__Aim of the exercise__
Print all the entries verbatim.
▬▬▬
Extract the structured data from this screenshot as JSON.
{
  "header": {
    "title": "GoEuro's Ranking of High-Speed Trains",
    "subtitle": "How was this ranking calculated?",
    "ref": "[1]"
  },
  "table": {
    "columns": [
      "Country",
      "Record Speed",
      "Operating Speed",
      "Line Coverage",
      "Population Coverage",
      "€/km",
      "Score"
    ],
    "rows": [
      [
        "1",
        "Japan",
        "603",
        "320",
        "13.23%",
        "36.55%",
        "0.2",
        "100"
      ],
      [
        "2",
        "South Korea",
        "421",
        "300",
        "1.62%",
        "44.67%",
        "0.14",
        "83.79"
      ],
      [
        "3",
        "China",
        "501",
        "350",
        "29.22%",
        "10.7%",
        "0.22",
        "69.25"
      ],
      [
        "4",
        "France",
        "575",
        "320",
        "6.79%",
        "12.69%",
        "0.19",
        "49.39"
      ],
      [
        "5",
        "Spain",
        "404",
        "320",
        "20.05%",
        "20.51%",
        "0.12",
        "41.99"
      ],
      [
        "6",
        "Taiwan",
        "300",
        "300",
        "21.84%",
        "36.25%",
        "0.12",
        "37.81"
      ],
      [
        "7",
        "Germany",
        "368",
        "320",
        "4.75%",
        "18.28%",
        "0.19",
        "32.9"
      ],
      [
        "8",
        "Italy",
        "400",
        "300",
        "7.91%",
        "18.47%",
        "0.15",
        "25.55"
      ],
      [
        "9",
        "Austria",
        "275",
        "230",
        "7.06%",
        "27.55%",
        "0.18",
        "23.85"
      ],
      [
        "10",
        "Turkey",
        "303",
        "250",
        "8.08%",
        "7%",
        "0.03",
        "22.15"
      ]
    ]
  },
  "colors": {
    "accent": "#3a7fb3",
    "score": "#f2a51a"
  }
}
▬▬▬
__Task response__
Extract the structured data from this screenshot as JSON.
{
  "header": {
    "title": "GoEuro's Ranking of High-Speed Trains",
    "subtitle": "How was this ranking calculated?",
    "ref": "[1]"
  },
  "table": {
    "columns": [
      "Country",
      "Record Speed",
      "Operating Speed",
      "Line Coverage",
      "Population Coverage",
      "€/km",
      "Score"
    ],
    "rows": [
      [
        "1",
        "Japan",
        "603",
        "320",
        "13.23%",
        "36.55%",
        "0.2",
        "100"
      ],
      [
        "2",
        "South Korea",
        "421",
        "300",
        "1.62%",
        "44.67%",
        "0.14",
        "83.79"
      ],
      [
        "3",
        "China",
        "501",
        "350",
        "29.22%",
        "10.7%",
        "0.22",
        "69.25"
      ],
      [
        "4",
        "France",
        "575",
        "320",
        "6.79%",
        "12.69%",
        "0.19",
        "49.39"
      ],
      [
        "5",
        "Spain",
        "404",
        "320",
        "20.05%",
        "20.51%",
        "0.12",
        "41.99"
      ],
      [
        "6",
        "Taiwan",
        "300",
        "300",
        "21.84%",
        "36.25%",
        "0.12",
        "37.81"
      ],
      [
        "7",
        "Germany",
        "368",
        "320",
        "4.75%",
        "18.28%",
        "0.19",
        "32.9"
      ],
      [
        "8",
        "Italy",
        "400",
        "300",
        "7.91%",
        "18.47%",
        "0.15",
        "25.55"
      ],
      [
        "9",
        "Austria",
        "275",
        "230",
        "7.06%",
        "27.55%",
        "0.18",
        "23.85"
      ],
      [
        "10",
        "Turkey",
        "303",
        "250",
        "8.08%",
        "7%",
        "0.03",
        "22.15"
      ]
    ]
  },
  "colors": {
    "accent": "#3a7fb3",
    "score": "#f2a51a"
  }
}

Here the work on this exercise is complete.